What the task asks →
Could you copy each line of the records below word for word, leaving the pictures out of your answer?

Data records →
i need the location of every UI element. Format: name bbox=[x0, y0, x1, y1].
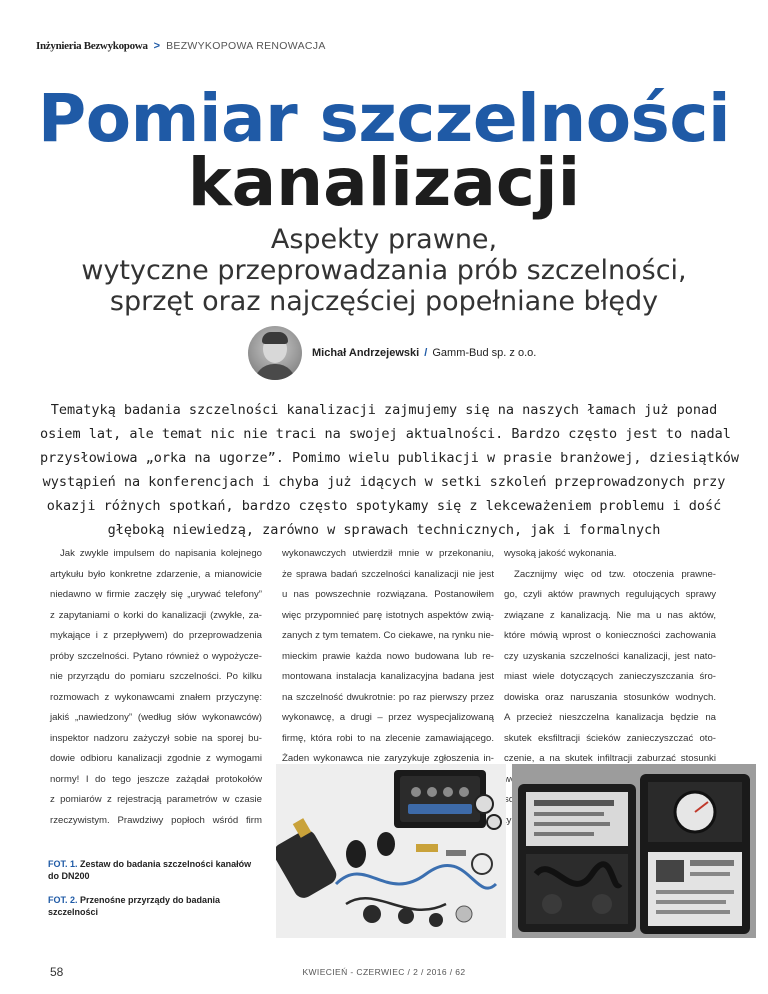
issue-info: KWIECIEŃ - CZERWIEC / 2 / 2016 / 62 bbox=[302, 967, 466, 977]
body-line: dowie odbioru kanalizacji zgodnie z wymogami bbox=[50, 753, 262, 764]
caption-label: FOT. 1. bbox=[48, 859, 78, 869]
magazine-brand[interactable]: Inżynieria Bezwykopowa bbox=[36, 40, 148, 52]
body-line: rzeczywistym. Prawdziwy popłoch wśród firm bbox=[50, 814, 262, 826]
body-line: Zacznijmy więc od tzw. otoczenia prawne- bbox=[514, 568, 716, 580]
body-line: Żaden wykonawca nie zaryzykuje zgłoszenia in- bbox=[282, 753, 494, 764]
caption-text: Zestaw do badania szczelności kanałów do DN200 bbox=[48, 859, 252, 881]
page-number: 58 bbox=[50, 965, 64, 979]
subtitle-line: sprzęt oraz najczęściej popełniane błędy bbox=[109, 286, 659, 317]
body-line: Jak zwykle impulsem do napisania kolejnego bbox=[60, 548, 262, 559]
chevron-right-icon: > bbox=[153, 40, 161, 52]
body-line: nie przyrządu do pomiaru szczelności. Po kilku bbox=[50, 671, 262, 682]
body-line: że sprawa badań szczelności kanalizacji nie jest bbox=[282, 568, 494, 580]
body-line: artykułu było konkretne zdarzenie, a mianowicie bbox=[50, 568, 262, 580]
figure-photos bbox=[276, 764, 756, 938]
author-separator: / bbox=[424, 347, 428, 359]
caption-text: Przenośne przyrządy do badania szczelności bbox=[48, 895, 221, 917]
body-line: mykające i z przepływem) do przeprowadzenia bbox=[50, 630, 262, 641]
body-line: wykonawczych utwierdził mnie w przekonaniu, bbox=[282, 548, 494, 559]
article-subtitle bbox=[0, 224, 768, 317]
photo-portable-devices bbox=[512, 764, 756, 938]
body-line: z pomiarów z rejestracją parametrów w czasie bbox=[50, 794, 262, 805]
author-name: Michał Andrzejewski bbox=[312, 347, 420, 359]
body-line: próby szczelności. Pytano również o wypożycze- bbox=[50, 650, 262, 662]
body-line: A przecież nieszczelna kanalizacja będzie na bbox=[504, 712, 716, 723]
lead-line: głęboką niewiedzą, zarówno w sprawach technicznych, jak i formalnych bbox=[107, 522, 661, 538]
body-line: inspektor nadzoru zażyczył sobie na sporej bu- bbox=[50, 732, 262, 744]
body-line: wysoką jakość wykonania. bbox=[504, 548, 617, 559]
body-line: na szczelność dwukrotnie: po raz pierwszy przez bbox=[282, 691, 494, 703]
body-line: wykonawcę, a drugi – przez wyspecjalizowaną bbox=[282, 712, 494, 723]
subtitle-line: wytyczne przeprowadzania prób szczelności, bbox=[81, 255, 687, 286]
lead-line: Tematyką badania szczelności kanalizacji zajmujemy się na naszych łamach już ponad bbox=[50, 402, 718, 418]
breadcrumb bbox=[36, 40, 326, 52]
figure-caption-1 bbox=[48, 858, 262, 882]
article-title-line-2: kanalizacji bbox=[187, 144, 581, 221]
lead-line: okazji różnych spotkań, bardzo często spotykamy się z lekceważeniem problemu i dość bbox=[46, 498, 722, 514]
body-line: go, czyli aktów prawnych regulujących sprawy bbox=[504, 589, 716, 600]
caption-label: FOT. 2. bbox=[48, 895, 78, 905]
article-lead bbox=[40, 398, 739, 542]
body-line: skutek eksfiltracji ścieków zanieczyszczać oto- bbox=[504, 732, 716, 744]
body-line: z zapytaniami o korki do kanalizacji (zwykłe, za- bbox=[50, 609, 262, 621]
body-line: czy uzyskania szczelności kanalizacji, jest nato- bbox=[504, 650, 716, 662]
lead-line: wystąpień na konferencjach i chyba już idących w setki szkoleń przeprowadzonych przy bbox=[42, 474, 726, 490]
author-avatar bbox=[248, 326, 302, 380]
body-line: rozmowach z wykonawcami znałem przyczynę: bbox=[50, 691, 262, 703]
subtitle-line: Aspekty prawne, bbox=[270, 224, 498, 255]
body-line: dowiska oraz naruszania stosunków wodnych. bbox=[504, 691, 716, 703]
lead-line: przysłowiowa „orka na ugorze”. Pomimo wielu publikacji w prasie branżowej, dziesiątków bbox=[40, 450, 739, 466]
body-line: firmę, która robi to na zlecenie zamawiającego. bbox=[282, 732, 494, 744]
body-line: czenie, a na skutek infiltracji zaburzać stosunki bbox=[504, 753, 716, 764]
body-line: jakiś „nawiedzony” (według słów wykonawców) bbox=[50, 712, 262, 723]
body-line: więc przypomnieć parę istotnych aspektów zwią- bbox=[282, 609, 494, 621]
figure-caption-2 bbox=[48, 894, 262, 918]
body-line: ty bbox=[504, 814, 512, 826]
lead-line: osiem lat, ale temat nic nie traci na swojej aktualności. Bardzo często jest to nadal bbox=[40, 426, 731, 442]
body-column-1 bbox=[50, 544, 262, 831]
section-name[interactable]: BEZWYKOPOWA RENOWACJA bbox=[166, 40, 326, 52]
body-line: które mówią wprost o konieczności zachowania bbox=[504, 630, 716, 641]
body-line: montowana instalacja kanalizacyjna badana jest bbox=[282, 671, 494, 682]
body-line: miast wiele dotyczących zanieczyszczania śro- bbox=[504, 671, 716, 682]
author-company: Gamm-Bud sp. z o.o. bbox=[432, 347, 537, 359]
body-line: niedawno w firmie zaczęły się „urywać telefony” bbox=[50, 589, 262, 600]
body-line: zanych z tym tematem. Co ciekawe, na rynku nie- bbox=[282, 630, 494, 641]
article-title-line-1: Pomiar szczelności bbox=[37, 80, 731, 157]
author-byline bbox=[248, 326, 536, 380]
body-line: mieckim prawie każda nowo budowana lub re- bbox=[282, 650, 494, 662]
body-line: normy! I do tego jeszcze zażądał protokołów bbox=[50, 773, 262, 785]
photo-test-kit bbox=[276, 764, 506, 938]
author-info bbox=[312, 347, 536, 359]
body-line: u nas powszechnie rozwiązana. Postanowiłem bbox=[282, 589, 494, 600]
body-line: związane z kanalizacją. Nie ma u nas aktów, bbox=[504, 609, 716, 621]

Finished exercise →
i need the location of every UI element. Format: name bbox=[x0, y0, x1, y1].
issue-info: KWIECIEŃ - CZERWIEC / 2 / 2016 / 62 bbox=[302, 967, 466, 977]
body-line: dowie odbioru kanalizacji zgodnie z wymogami bbox=[50, 753, 262, 764]
caption-label: FOT. 1. bbox=[48, 859, 78, 869]
magazine-brand[interactable]: Inżynieria Bezwykopowa bbox=[36, 40, 148, 52]
body-line: rzeczywistym. Prawdziwy popłoch wśród firm bbox=[50, 814, 262, 826]
body-line: Zacznijmy więc od tzw. otoczenia prawne- bbox=[514, 568, 716, 580]
body-line: Żaden wykonawca nie zaryzykuje zgłoszenia in- bbox=[282, 753, 494, 764]
caption-text: Zestaw do badania szczelności kanałów do DN200 bbox=[48, 859, 252, 881]
page-number: 58 bbox=[50, 965, 64, 979]
subtitle-line: sprzęt oraz najczęściej popełniane błędy bbox=[109, 286, 659, 317]
body-line: Jak zwykle impulsem do napisania kolejnego bbox=[60, 548, 262, 559]
chevron-right-icon: > bbox=[153, 40, 161, 52]
body-line: nie przyrządu do pomiaru szczelności. Po kilku bbox=[50, 671, 262, 682]
body-line: że sprawa badań szczelności kanalizacji nie jest bbox=[282, 568, 494, 580]
body-line: artykułu było konkretne zdarzenie, a mianowicie bbox=[50, 568, 262, 580]
figure-photos bbox=[276, 764, 756, 938]
author-separator: / bbox=[424, 347, 428, 359]
caption-text: Przenośne przyrządy do badania szczelności bbox=[48, 895, 221, 917]
body-line: mykające i z przepływem) do przeprowadzenia bbox=[50, 630, 262, 641]
body-line: wykonawczych utwierdził mnie w przekonaniu, bbox=[282, 548, 494, 559]
article-subtitle bbox=[0, 224, 768, 317]
photo-portable-devices bbox=[512, 764, 756, 938]
body-line: z pomiarów z rejestracją parametrów w czasie bbox=[50, 794, 262, 805]
author-name: Michał Andrzejewski bbox=[312, 347, 420, 359]
body-line: próby szczelności. Pytano również o wypożycze- bbox=[50, 650, 262, 662]
body-line: A przecież nieszczelna kanalizacja będzie na bbox=[504, 712, 716, 723]
lead-line: głęboką niewiedzą, zarówno w sprawach technicznych, jak i formalnych bbox=[107, 522, 661, 538]
body-line: inspektor nadzoru zażyczył sobie na sporej bu- bbox=[50, 732, 262, 744]
body-line: wysoką jakość wykonania. bbox=[504, 548, 617, 559]
body-line: na szczelność dwukrotnie: po raz pierwszy przez bbox=[282, 691, 494, 703]
body-line: wykonawcę, a drugi – przez wyspecjalizowaną bbox=[282, 712, 494, 723]
subtitle-line: wytyczne przeprowadzania prób szczelności, bbox=[81, 255, 687, 286]
lead-line: Tematyką badania szczelności kanalizacji zajmujemy się na naszych łamach już ponad bbox=[50, 402, 718, 418]
breadcrumb bbox=[36, 40, 326, 52]
figure-caption-1 bbox=[48, 858, 262, 882]
article-title-line-2: kanalizacji bbox=[187, 144, 581, 221]
lead-line: okazji różnych spotkań, bardzo często spotykamy się z lekceważeniem problemu i dość bbox=[46, 498, 722, 514]
body-line: go, czyli aktów prawnych regulujących sprawy bbox=[504, 589, 716, 600]
caption-label: FOT. 2. bbox=[48, 895, 78, 905]
article-lead bbox=[40, 398, 739, 542]
body-line: skutek eksfiltracji ścieków zanieczyszczać oto- bbox=[504, 732, 716, 744]
body-line: z zapytaniami o korki do kanalizacji (zwykłe, za- bbox=[50, 609, 262, 621]
body-line: czy uzyskania szczelności kanalizacji, jest nato- bbox=[504, 650, 716, 662]
lead-line: wystąpień na konferencjach i chyba już idących w setki szkoleń przeprowadzonych przy bbox=[42, 474, 726, 490]
author-avatar bbox=[248, 326, 302, 380]
body-line: rozmowach z wykonawcami znałem przyczynę: bbox=[50, 691, 262, 703]
subtitle-line: Aspekty prawne, bbox=[270, 224, 498, 255]
body-line: dowiska oraz naruszania stosunków wodnych. bbox=[504, 691, 716, 703]
lead-line: przysłowiowa „orka na ugorze”. Pomimo wielu publikacji w prasie branżowej, dziesiątków bbox=[40, 450, 739, 466]
body-line: firmę, która robi to na zlecenie zamawiającego. bbox=[282, 732, 494, 744]
body-line: czenie, a na skutek infiltracji zaburzać stosunki bbox=[504, 753, 716, 764]
body-line: jakiś „nawiedzony” (według słów wykonawców) bbox=[50, 712, 262, 723]
body-line: więc przypomnieć parę istotnych aspektów zwią- bbox=[282, 609, 494, 621]
figure-caption-2 bbox=[48, 894, 262, 918]
body-line: ty bbox=[504, 814, 512, 826]
lead-line: osiem lat, ale temat nic nie traci na swojej aktualności. Bardzo często jest to nadal bbox=[40, 426, 731, 442]
body-column-1 bbox=[50, 544, 262, 831]
section-name[interactable]: BEZWYKOPOWA RENOWACJA bbox=[166, 40, 326, 52]
body-line: które mówią wprost o konieczności zachowania bbox=[504, 630, 716, 641]
body-line: montowana instalacja kanalizacyjna badana jest bbox=[282, 671, 494, 682]
body-line: miast wiele dotyczących zanieczyszczania śro- bbox=[504, 671, 716, 682]
author-company: Gamm-Bud sp. z o.o. bbox=[432, 347, 537, 359]
body-line: niedawno w firmie zaczęły się „urywać telefony” bbox=[50, 589, 262, 600]
body-line: zanych z tym tematem. Co ciekawe, na rynku nie- bbox=[282, 630, 494, 641]
article-title-line-1: Pomiar szczelności bbox=[37, 80, 731, 157]
author-byline bbox=[248, 326, 536, 380]
body-line: mieckim prawie każda nowo budowana lub re- bbox=[282, 650, 494, 662]
body-line: normy! I do tego jeszcze zażądał protokołów bbox=[50, 773, 262, 785]
photo-test-kit bbox=[276, 764, 506, 938]
author-info bbox=[312, 347, 536, 359]
body-line: u nas powszechnie rozwiązana. Postanowiłem bbox=[282, 589, 494, 600]
body-line: związane z kanalizacją. Nie ma u nas aktów, bbox=[504, 609, 716, 621]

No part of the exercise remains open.